> _Stated goal_: Would you quote the material below in full and unchanged?
** start **
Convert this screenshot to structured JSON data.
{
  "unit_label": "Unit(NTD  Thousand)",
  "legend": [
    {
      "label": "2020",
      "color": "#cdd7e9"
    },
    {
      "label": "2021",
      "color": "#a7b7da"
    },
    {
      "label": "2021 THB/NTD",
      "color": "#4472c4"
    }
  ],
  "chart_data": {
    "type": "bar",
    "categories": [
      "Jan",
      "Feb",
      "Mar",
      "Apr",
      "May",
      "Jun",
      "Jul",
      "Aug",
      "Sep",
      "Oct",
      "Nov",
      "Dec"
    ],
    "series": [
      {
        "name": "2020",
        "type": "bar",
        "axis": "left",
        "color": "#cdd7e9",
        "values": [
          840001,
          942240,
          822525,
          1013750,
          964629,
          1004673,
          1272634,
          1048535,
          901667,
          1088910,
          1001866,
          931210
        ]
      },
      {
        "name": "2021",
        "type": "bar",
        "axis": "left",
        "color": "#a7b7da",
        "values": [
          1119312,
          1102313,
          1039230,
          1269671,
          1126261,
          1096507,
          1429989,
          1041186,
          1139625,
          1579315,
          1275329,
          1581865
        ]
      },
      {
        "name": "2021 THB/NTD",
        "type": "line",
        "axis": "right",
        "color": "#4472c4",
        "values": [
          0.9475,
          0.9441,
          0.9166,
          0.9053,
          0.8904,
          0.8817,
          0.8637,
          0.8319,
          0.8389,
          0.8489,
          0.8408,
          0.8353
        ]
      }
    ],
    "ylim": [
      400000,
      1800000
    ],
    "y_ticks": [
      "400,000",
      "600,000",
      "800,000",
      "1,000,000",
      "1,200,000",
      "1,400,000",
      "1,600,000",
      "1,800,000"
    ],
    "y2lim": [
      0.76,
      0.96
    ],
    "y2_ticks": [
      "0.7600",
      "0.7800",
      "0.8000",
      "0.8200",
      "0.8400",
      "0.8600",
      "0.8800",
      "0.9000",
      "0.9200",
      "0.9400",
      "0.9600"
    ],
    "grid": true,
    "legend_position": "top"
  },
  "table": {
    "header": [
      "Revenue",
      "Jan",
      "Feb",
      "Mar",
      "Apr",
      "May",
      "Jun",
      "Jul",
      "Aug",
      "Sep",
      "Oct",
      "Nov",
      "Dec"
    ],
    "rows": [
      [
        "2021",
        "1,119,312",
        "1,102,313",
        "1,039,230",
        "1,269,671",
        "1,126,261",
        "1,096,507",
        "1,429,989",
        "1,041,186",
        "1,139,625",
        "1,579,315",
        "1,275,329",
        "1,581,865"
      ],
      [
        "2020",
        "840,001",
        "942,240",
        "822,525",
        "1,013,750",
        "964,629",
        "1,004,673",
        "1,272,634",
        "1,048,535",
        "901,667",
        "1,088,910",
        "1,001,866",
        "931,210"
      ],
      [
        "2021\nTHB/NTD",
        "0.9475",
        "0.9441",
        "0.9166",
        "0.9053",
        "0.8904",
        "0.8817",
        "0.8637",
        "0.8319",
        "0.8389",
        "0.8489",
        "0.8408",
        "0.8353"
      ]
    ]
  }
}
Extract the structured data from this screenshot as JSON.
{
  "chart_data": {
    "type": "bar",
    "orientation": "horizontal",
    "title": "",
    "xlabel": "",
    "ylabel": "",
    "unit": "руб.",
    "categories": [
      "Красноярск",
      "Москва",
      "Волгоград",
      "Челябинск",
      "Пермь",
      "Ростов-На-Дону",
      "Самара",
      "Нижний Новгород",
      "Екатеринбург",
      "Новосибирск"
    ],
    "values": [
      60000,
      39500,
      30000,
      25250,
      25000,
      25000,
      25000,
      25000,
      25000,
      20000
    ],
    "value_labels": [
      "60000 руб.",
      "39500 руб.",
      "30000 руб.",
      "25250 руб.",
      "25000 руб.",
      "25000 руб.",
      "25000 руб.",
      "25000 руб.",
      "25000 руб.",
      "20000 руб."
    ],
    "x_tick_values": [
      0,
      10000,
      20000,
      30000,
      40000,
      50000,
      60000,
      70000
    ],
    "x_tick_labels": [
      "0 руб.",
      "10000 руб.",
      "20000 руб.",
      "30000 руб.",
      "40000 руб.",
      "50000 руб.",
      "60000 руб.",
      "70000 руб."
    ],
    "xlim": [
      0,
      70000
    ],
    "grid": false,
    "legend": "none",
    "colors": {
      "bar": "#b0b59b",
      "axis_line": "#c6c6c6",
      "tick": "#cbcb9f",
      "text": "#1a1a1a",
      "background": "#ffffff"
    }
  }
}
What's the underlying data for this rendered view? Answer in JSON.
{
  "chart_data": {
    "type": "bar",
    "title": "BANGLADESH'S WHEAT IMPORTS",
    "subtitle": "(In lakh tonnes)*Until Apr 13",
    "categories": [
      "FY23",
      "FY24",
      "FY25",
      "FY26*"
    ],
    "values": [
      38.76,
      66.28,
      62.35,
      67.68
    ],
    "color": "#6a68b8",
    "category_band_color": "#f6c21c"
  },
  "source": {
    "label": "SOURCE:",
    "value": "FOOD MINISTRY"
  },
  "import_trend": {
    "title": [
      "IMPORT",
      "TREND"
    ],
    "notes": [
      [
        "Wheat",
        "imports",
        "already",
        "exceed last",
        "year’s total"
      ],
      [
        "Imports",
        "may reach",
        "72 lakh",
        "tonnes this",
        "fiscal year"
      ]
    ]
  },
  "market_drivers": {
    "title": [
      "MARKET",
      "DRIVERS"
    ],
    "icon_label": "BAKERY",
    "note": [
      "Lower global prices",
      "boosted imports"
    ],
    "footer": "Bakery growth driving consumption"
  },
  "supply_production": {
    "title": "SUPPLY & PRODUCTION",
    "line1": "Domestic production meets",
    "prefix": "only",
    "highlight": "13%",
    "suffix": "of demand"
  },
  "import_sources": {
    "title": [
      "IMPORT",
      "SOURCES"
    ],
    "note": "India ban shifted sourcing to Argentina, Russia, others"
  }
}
** end **
> _Exercise response_:
Convert this screenshot to structured JSON data.
{
  "unit_label": "Unit(NTD  Thousand)",
  "legend": [
    {
      "label": "2020",
      "color": "#cdd7e9"
    },
    {
      "label": "2021",
      "color": "#a7b7da"
    },
    {
      "label": "2021 THB/NTD",
      "color": "#4472c4"
    }
  ],
  "chart_data": {
    "type": "bar",
    "categories": [
      "Jan",
      "Feb",
      "Mar",
      "Apr",
      "May",
      "Jun",
      "Jul",
      "Aug",
      "Sep",
      "Oct",
      "Nov",
      "Dec"
    ],
    "series": [
      {
        "name": "2020",
        "type": "bar",
        "axis": "left",
        "color": "#cdd7e9",
        "values": [
          840001,
          942240,
          822525,
          1013750,
          964629,
          1004673,
          1272634,
          1048535,
          901667,
          1088910,
          1001866,
          931210
        ]
      },
      {
        "name": "2021",
        "type": "bar",
        "axis": "left",
        "color": "#a7b7da",
        "values": [
          1119312,
          1102313,
          1039230,
          1269671,
          1126261,
          1096507,
          1429989,
          1041186,
          1139625,
          1579315,
          1275329,
          1581865
        ]
      },
      {
        "name": "2021 THB/NTD",
        "type": "line",
        "axis": "right",
        "color": "#4472c4",
        "values": [
          0.9475,
          0.9441,
          0.9166,
          0.9053,
          0.8904,
          0.8817,
          0.8637,
          0.8319,
          0.8389,
          0.8489,
          0.8408,
          0.8353
        ]
      }
    ],
    "ylim": [
      400000,
      1800000
    ],
    "y_ticks": [
      "400,000",
      "600,000",
      "800,000",
      "1,000,000",
      "1,200,000",
      "1,400,000",
      "1,600,000",
      "1,800,000"
    ],
    "y2lim": [
      0.76,
      0.96
    ],
    "y2_ticks": [
      "0.7600",
      "0.7800",
      "0.8000",
      "0.8200",
      "0.8400",
      "0.8600",
      "0.8800",
      "0.9000",
      "0.9200",
      "0.9400",
      "0.9600"
    ],
    "grid": true,
    "legend_position": "top"
  },
  "table": {
    "header": [
      "Revenue",
      "Jan",
      "Feb",
      "Mar",
      "Apr",
      "May",
      "Jun",
      "Jul",
      "Aug",
      "Sep",
      "Oct",
      "Nov",
      "Dec"
    ],
    "rows": [
      [
        "2021",
        "1,119,312",
        "1,102,313",
        "1,039,230",
        "1,269,671",
        "1,126,261",
        "1,096,507",
        "1,429,989",
        "1,041,186",
        "1,139,625",
        "1,579,315",
        "1,275,329",
        "1,581,865"
      ],
      [
        "2020",
        "840,001",
        "942,240",
        "822,525",
        "1,013,750",
        "964,629",
        "1,004,673",
        "1,272,634",
        "1,048,535",
        "901,667",
        "1,088,910",
        "1,001,866",
        "931,210"
      ],
      [
        "2021\nTHB/NTD",
        "0.9475",
        "0.9441",
        "0.9166",
        "0.9053",
        "0.8904",
        "0.8817",
        "0.8637",
        "0.8319",
        "0.8389",
        "0.8489",
        "0.8408",
        "0.8353"
      ]
    ]
  }
}
Extract the structured data from this screenshot as JSON.
{
  "chart_data": {
    "type": "bar",
    "orientation": "horizontal",
    "title": "",
    "xlabel": "",
    "ylabel": "",
    "unit": "руб.",
    "categories": [
      "Красноярск",
      "Москва",
      "Волгоград",
      "Челябинск",
      "Пермь",
      "Ростов-На-Дону",
      "Самара",
      "Нижний Новгород",
      "Екатеринбург",
      "Новосибирск"
    ],
    "values": [
      60000,
      39500,
      30000,
      25250,
      25000,
      25000,
      25000,
      25000,
      25000,
      20000
    ],
    "value_labels": [
      "60000 руб.",
      "39500 руб.",
      "30000 руб.",
      "25250 руб.",
      "25000 руб.",
      "25000 руб.",
      "25000 руб.",
      "25000 руб.",
      "25000 руб.",
      "20000 руб."
    ],
    "x_tick_values": [
      0,
      10000,
      20000,
      30000,
      40000,
      50000,
      60000,
      70000
    ],
    "x_tick_labels": [
      "0 руб.",
      "10000 руб.",
      "20000 руб.",
      "30000 руб.",
      "40000 руб.",
      "50000 руб.",
      "60000 руб.",
      "70000 руб."
    ],
    "xlim": [
      0,
      70000
    ],
    "grid": false,
    "legend": "none",
    "colors": {
      "bar": "#b0b59b",
      "axis_line": "#c6c6c6",
      "tick": "#cbcb9f",
      "text": "#1a1a1a",
      "background": "#ffffff"
    }
  }
}
What's the underlying data for this rendered view? Answer in JSON.
{
  "chart_data": {
    "type": "bar",
    "title": "BANGLADESH'S WHEAT IMPORTS",
    "subtitle": "(In lakh tonnes)*Until Apr 13",
    "categories": [
      "FY23",
      "FY24",
      "FY25",
      "FY26*"
    ],
    "values": [
      38.76,
      66.28,
      62.35,
      67.68
    ],
    "color": "#6a68b8",
    "category_band_color": "#f6c21c"
  },
  "source": {
    "label": "SOURCE:",
    "value": "FOOD MINISTRY"
  },
  "import_trend": {
    "title": [
      "IMPORT",
      "TREND"
    ],
    "notes": [
      [
        "Wheat",
        "imports",
        "already",
        "exceed last",
        "year’s total"
      ],
      [
        "Imports",
        "may reach",
        "72 lakh",
        "tonnes this",
        "fiscal year"
      ]
    ]
  },
  "market_drivers": {
    "title": [
      "MARKET",
      "DRIVERS"
    ],
    "icon_label": "BAKERY",
    "note": [
      "Lower global prices",
      "boosted imports"
    ],
    "footer": "Bakery growth driving consumption"
  },
  "supply_production": {
    "title": "SUPPLY & PRODUCTION",
    "line1": "Domestic production meets",
    "prefix": "only",
    "highlight": "13%",
    "suffix": "of demand"
  },
  "import_sources": {
    "title": [
      "IMPORT",
      "SOURCES"
    ],
    "note": "India ban shifted sourcing to Argentina, Russia, others"
  }
}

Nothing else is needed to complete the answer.